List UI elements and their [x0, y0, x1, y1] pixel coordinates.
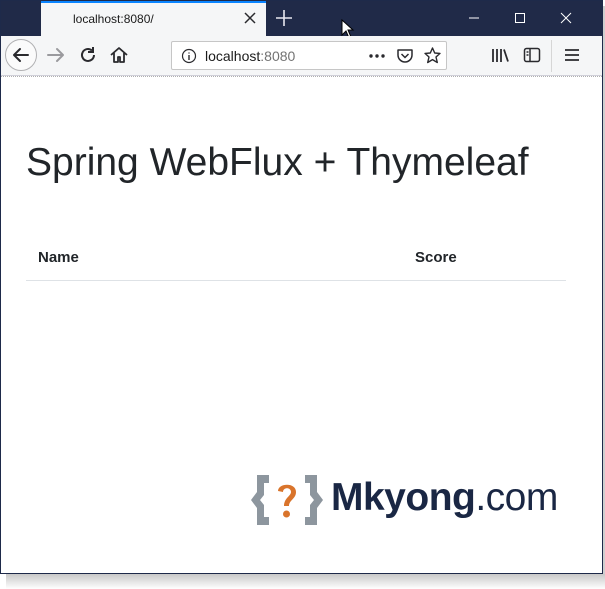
hamburger-menu-icon[interactable]: [562, 45, 582, 65]
title-bar[interactable]: localhost:8080/: [1, 1, 602, 39]
maximize-button[interactable]: [497, 1, 543, 36]
table-header-row: Name Score: [26, 241, 566, 281]
bracket-question-icon: [251, 475, 323, 525]
forward-button[interactable]: [45, 44, 67, 66]
column-header-name: Name: [26, 241, 403, 281]
address-bar[interactable]: localhost:8080: [171, 41, 447, 70]
url-host: localhost: [205, 48, 261, 64]
page-content: Spring WebFlux + Thymeleaf Name Score Mk…: [1, 76, 602, 573]
site-info-icon[interactable]: [181, 48, 197, 64]
back-button[interactable]: [5, 39, 37, 71]
mkyong-watermark-logo: Mkyong.com: [251, 472, 581, 532]
page-title: Spring WebFlux + Thymeleaf: [26, 141, 529, 184]
library-icon[interactable]: [490, 45, 510, 65]
column-header-score: Score: [403, 241, 566, 281]
browser-tab[interactable]: localhost:8080/: [41, 1, 266, 36]
close-window-button[interactable]: [543, 1, 589, 36]
logo-suffix: .com: [475, 476, 558, 519]
score-table: Name Score: [26, 241, 566, 281]
reload-button[interactable]: [77, 44, 99, 66]
logo-brand: Mkyong: [331, 476, 476, 519]
close-tab-icon[interactable]: [241, 9, 259, 27]
pocket-icon[interactable]: [396, 47, 414, 65]
window-shadow: [6, 574, 605, 589]
tab-title: localhost:8080/: [73, 12, 154, 26]
url-text[interactable]: localhost:8080: [205, 48, 295, 64]
sidebar-toggle-icon[interactable]: [522, 45, 542, 65]
page-actions-ellipsis-icon[interactable]: [368, 48, 386, 64]
navigation-toolbar: localhost:8080: [1, 36, 602, 76]
logo-wordmark: Mkyong.com: [331, 476, 558, 520]
url-port: :8080: [260, 48, 296, 64]
bookmark-star-icon[interactable]: [423, 46, 442, 65]
minimize-button[interactable]: [451, 1, 497, 36]
new-tab-plus-icon[interactable]: [273, 7, 295, 29]
browser-window: localhost:8080/ localhost:8080 Spring We…: [0, 0, 603, 574]
toolbar-divider: [551, 40, 552, 72]
home-button[interactable]: [108, 44, 130, 66]
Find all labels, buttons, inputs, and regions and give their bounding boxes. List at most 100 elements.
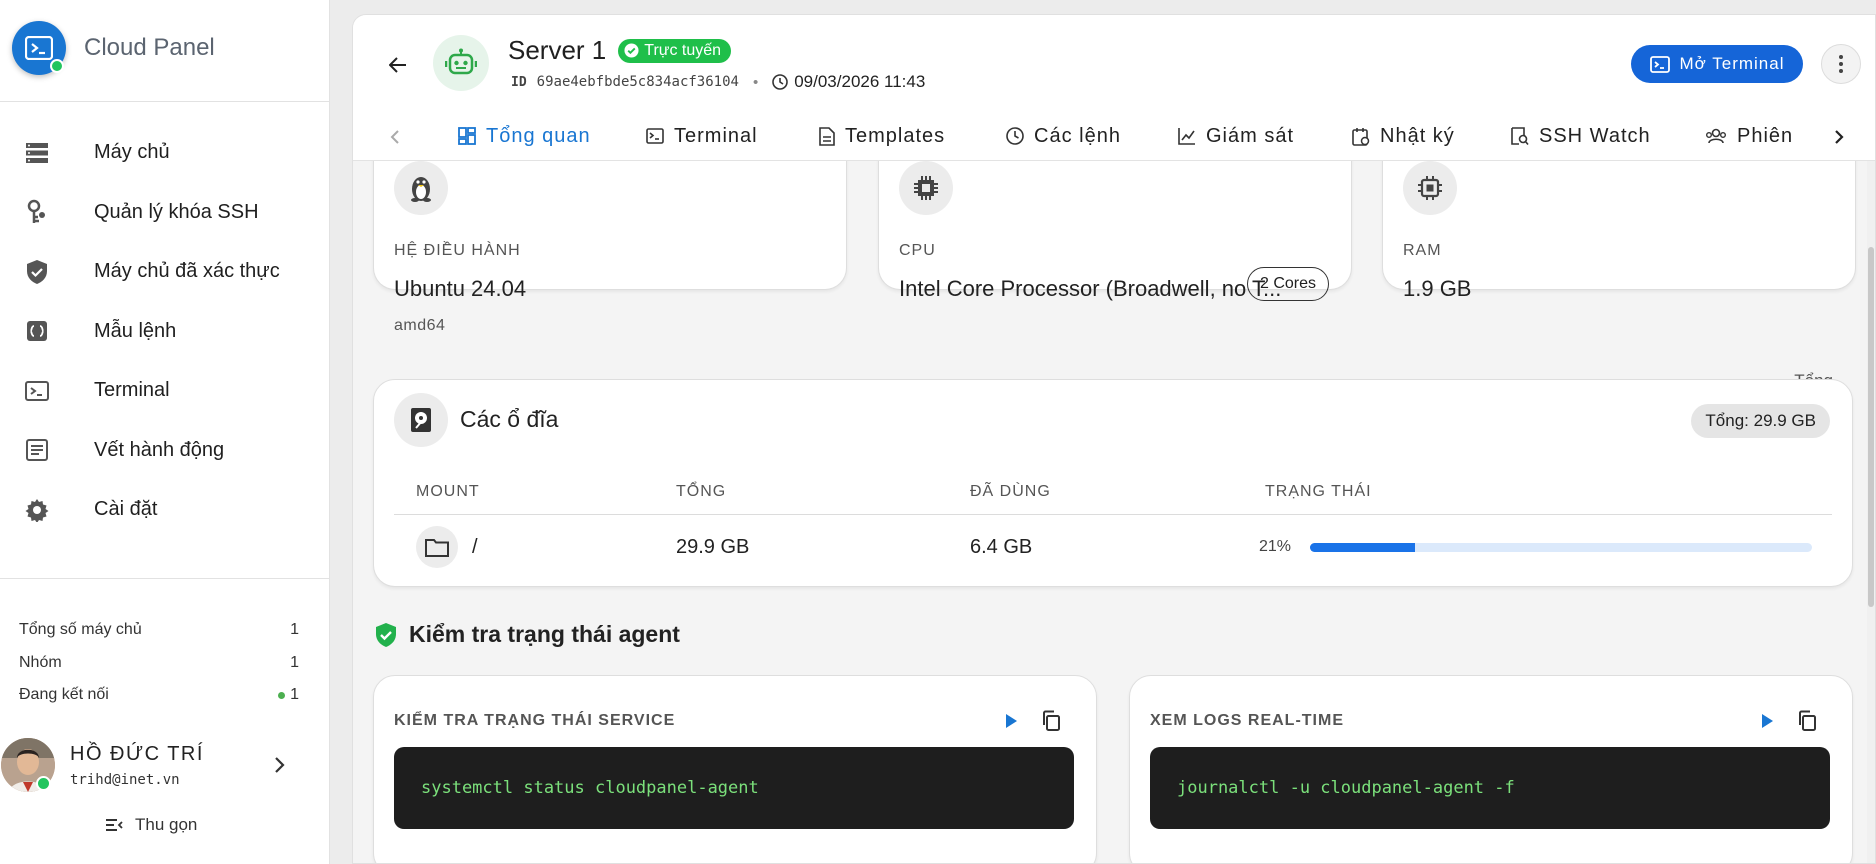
server-meta: ID 69ae4ebfbde5c834acf36104 • 09/03/2026… bbox=[511, 72, 925, 92]
dashboard-icon bbox=[458, 127, 476, 145]
shield-check-icon bbox=[376, 622, 396, 647]
command-box[interactable]: systemctl status cloudpanel-agent bbox=[394, 747, 1074, 829]
stat-connected: Đang kết nối 1 bbox=[19, 679, 299, 712]
chevron-right-icon bbox=[1835, 130, 1844, 144]
stat-value: 1 bbox=[290, 621, 299, 639]
disks-title: Các ổ đĩa bbox=[460, 406, 559, 432]
command-box[interactable]: journalctl -u cloudpanel-agent -f bbox=[1150, 747, 1830, 829]
online-dot bbox=[36, 776, 51, 791]
sidebar-item-label: Mẫu lệnh bbox=[94, 319, 177, 342]
tab-overview[interactable]: Tổng quan bbox=[458, 113, 591, 159]
disks-card: Các ổ đĩa Tổng: 29.9 GB MOUNT TỔNG ĐÃ DÙ… bbox=[373, 379, 1853, 587]
collapse-button[interactable]: Thu gọn bbox=[105, 815, 197, 835]
tab-logs[interactable]: Nhật ký bbox=[1352, 113, 1455, 159]
tab-monitoring[interactable]: Giám sát bbox=[1178, 113, 1294, 159]
stat-total-servers: Tổng số máy chủ 1 bbox=[19, 614, 299, 647]
sidebar-item-audit-log[interactable]: Vết hành động bbox=[0, 421, 330, 481]
sidebar-item-label: Máy chủ bbox=[94, 141, 170, 164]
scrollbar[interactable] bbox=[1867, 161, 1875, 863]
file-icon bbox=[819, 126, 835, 146]
back-button[interactable] bbox=[383, 50, 413, 80]
id-icon: ID bbox=[511, 74, 527, 90]
collapse-label: Thu gọn bbox=[135, 815, 198, 834]
sidebar-item-ssh-keys[interactable]: Quản lý khóa SSH bbox=[0, 183, 330, 243]
agent-section-title: Kiểm tra trạng thái agent bbox=[409, 621, 680, 647]
sidebar-item-settings[interactable]: Cài đặt bbox=[0, 480, 330, 540]
run-button[interactable] bbox=[996, 706, 1026, 736]
disk-mount: / bbox=[472, 536, 478, 558]
column-header-mount: MOUNT bbox=[416, 483, 480, 500]
stat-label: Đang kết nối bbox=[19, 686, 109, 704]
disk-usage-fill bbox=[1310, 543, 1416, 552]
tab-label: Giám sát bbox=[1206, 124, 1295, 147]
column-header-status: TRẠNG THÁI bbox=[1265, 483, 1372, 500]
server-datetime: 09/03/2026 11:43 bbox=[794, 72, 926, 91]
tab-label: Nhật ký bbox=[1380, 124, 1455, 147]
clock-icon bbox=[1006, 127, 1024, 145]
more-options-button[interactable] bbox=[1821, 44, 1861, 84]
disk-used: 6.4 GB bbox=[970, 536, 1033, 558]
tab-label: Terminal bbox=[674, 124, 758, 147]
copy-icon bbox=[1043, 710, 1060, 731]
scrollbar-thumb[interactable] bbox=[1868, 247, 1874, 607]
main-content: HỆ ĐIỀU HÀNH Ubuntu 24.04 amd64 2 Cores … bbox=[352, 14, 1876, 864]
tab-terminal[interactable]: Terminal bbox=[646, 113, 758, 159]
server-title: Server 1 Trực tuyến bbox=[508, 35, 732, 66]
sidebar-item-verified-servers[interactable]: Máy chủ đã xác thực bbox=[0, 242, 330, 302]
play-icon bbox=[1762, 714, 1773, 728]
disks-total-badge: Tổng: 29.9 GB bbox=[1691, 404, 1830, 438]
tab-label: Templates bbox=[845, 124, 946, 147]
play-icon bbox=[1006, 714, 1017, 728]
command-card-service-status: KIỂM TRA TRẠNG THÁI SERVICE systemctl st… bbox=[373, 675, 1097, 863]
user-email: trihd@inet.vn bbox=[70, 771, 180, 788]
copy-button[interactable] bbox=[1036, 706, 1066, 736]
code-template-icon bbox=[24, 318, 50, 344]
terminal-icon bbox=[24, 378, 50, 404]
stat-value: 1 bbox=[290, 653, 299, 671]
check-circle-icon bbox=[624, 43, 639, 58]
os-value: Ubuntu 24.04 bbox=[394, 276, 527, 301]
log-icon bbox=[1352, 127, 1370, 146]
document-list-icon bbox=[24, 437, 50, 463]
column-header-total: TỔNG bbox=[676, 483, 727, 500]
sidebar-item-servers[interactable]: Máy chủ bbox=[0, 123, 330, 183]
shield-check-icon bbox=[24, 259, 50, 285]
tab-templates[interactable]: Templates bbox=[819, 113, 945, 159]
copy-button[interactable] bbox=[1792, 706, 1822, 736]
linux-penguin-icon bbox=[394, 161, 448, 215]
user-profile[interactable]: HỒ ĐỨC TRÍ trihd@inet.vn bbox=[0, 736, 330, 794]
search-doc-icon bbox=[1511, 126, 1529, 145]
server-name: Server 1 bbox=[508, 35, 607, 65]
memory-chip-icon bbox=[899, 161, 953, 215]
sidebar-nav: Máy chủ Quản lý khóa SSH Máy chủ đã xác … bbox=[0, 123, 330, 540]
run-button[interactable] bbox=[1752, 706, 1782, 736]
os-arch: amd64 bbox=[394, 317, 446, 334]
open-terminal-button[interactable]: Mở Terminal bbox=[1631, 45, 1803, 83]
collapse-menu-icon bbox=[106, 819, 123, 831]
sidebar-item-label: Cài đặt bbox=[94, 498, 158, 521]
online-dot bbox=[50, 59, 64, 73]
tabs-scroll-left[interactable] bbox=[381, 123, 409, 151]
status-dot bbox=[278, 691, 286, 699]
status-badge: Trực tuyến bbox=[618, 38, 732, 63]
terminal-logo-icon bbox=[12, 21, 66, 75]
tab-sessions[interactable]: Phiên bbox=[1705, 113, 1793, 159]
divider bbox=[0, 101, 330, 102]
sidebar-item-terminal[interactable]: Terminal bbox=[0, 361, 330, 421]
tab-commands[interactable]: Các lệnh bbox=[1006, 113, 1121, 159]
cpu-value: Intel Core Processor (Broadwell, no T... bbox=[899, 276, 1282, 301]
tabs-scroll-right[interactable] bbox=[1825, 123, 1853, 151]
tab-ssh-watch[interactable]: SSH Watch bbox=[1511, 113, 1651, 159]
disk-usage-bar bbox=[1310, 543, 1812, 552]
server-id: 69ae4ebfbde5c834acf36104 bbox=[536, 74, 739, 90]
command-text: journalctl -u cloudpanel-agent -f bbox=[1177, 778, 1515, 798]
server-tabs: Tổng quan Terminal Templates Các lệnh Gi… bbox=[353, 113, 1875, 161]
brand[interactable]: Cloud Panel bbox=[12, 20, 215, 76]
sidebar-item-command-templates[interactable]: Mẫu lệnh bbox=[0, 302, 330, 362]
tab-label: Các lệnh bbox=[1034, 124, 1121, 147]
stat-number: 1 bbox=[290, 686, 299, 704]
stat-label: Tổng số máy chủ bbox=[19, 621, 142, 639]
sidebar-item-label: Quản lý khóa SSH bbox=[94, 200, 259, 223]
sidebar-item-label: Terminal bbox=[94, 379, 170, 402]
ram-value: 1.9 GB bbox=[1403, 276, 1472, 301]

· · · · · · ·

> _YOUR GOAL_:
Please render the part of the records that opens with the line containing "server-meta: ID 69ae4ebfbde5c834acf36104" and closes with the line containing "tab-logs[interactable]: Nhật ký", both included, as a numbered list without blank lines.

> _RESULT OF THE EXERCISE_:
1. server-meta: ID 69ae4ebfbde5c834acf36104 • 09/03/2026… bbox=[511, 72, 925, 92]
2. dashboard-icon bbox=[458, 127, 476, 145]
3. shield-check-icon bbox=[376, 622, 396, 647]
4. command-box[interactable]: systemctl status cloudpanel-agent bbox=[394, 747, 1074, 829]
5. stat-connected: Đang kết nối 1 bbox=[19, 679, 299, 712]
6. chevron-right-icon bbox=[1835, 130, 1844, 144]
7. stat-value: 1 bbox=[290, 621, 299, 639]
8. disks-title: Các ổ đĩa bbox=[460, 406, 559, 432]
9. command-box[interactable]: journalctl -u cloudpanel-agent -f bbox=[1150, 747, 1830, 829]
10. online-dot bbox=[36, 776, 51, 791]
11. sidebar-item-label: Mẫu lệnh bbox=[94, 319, 177, 342]
12. tab-overview[interactable]: Tổng quan bbox=[458, 113, 591, 159]
13. disks-card: Các ổ đĩa Tổng: 29.9 GB MOUNT TỔNG ĐÃ DÙ… bbox=[373, 379, 1853, 587]
14. collapse-button[interactable]: Thu gọn bbox=[105, 815, 197, 835]
15. tab-logs[interactable]: Nhật ký bbox=[1352, 113, 1455, 159]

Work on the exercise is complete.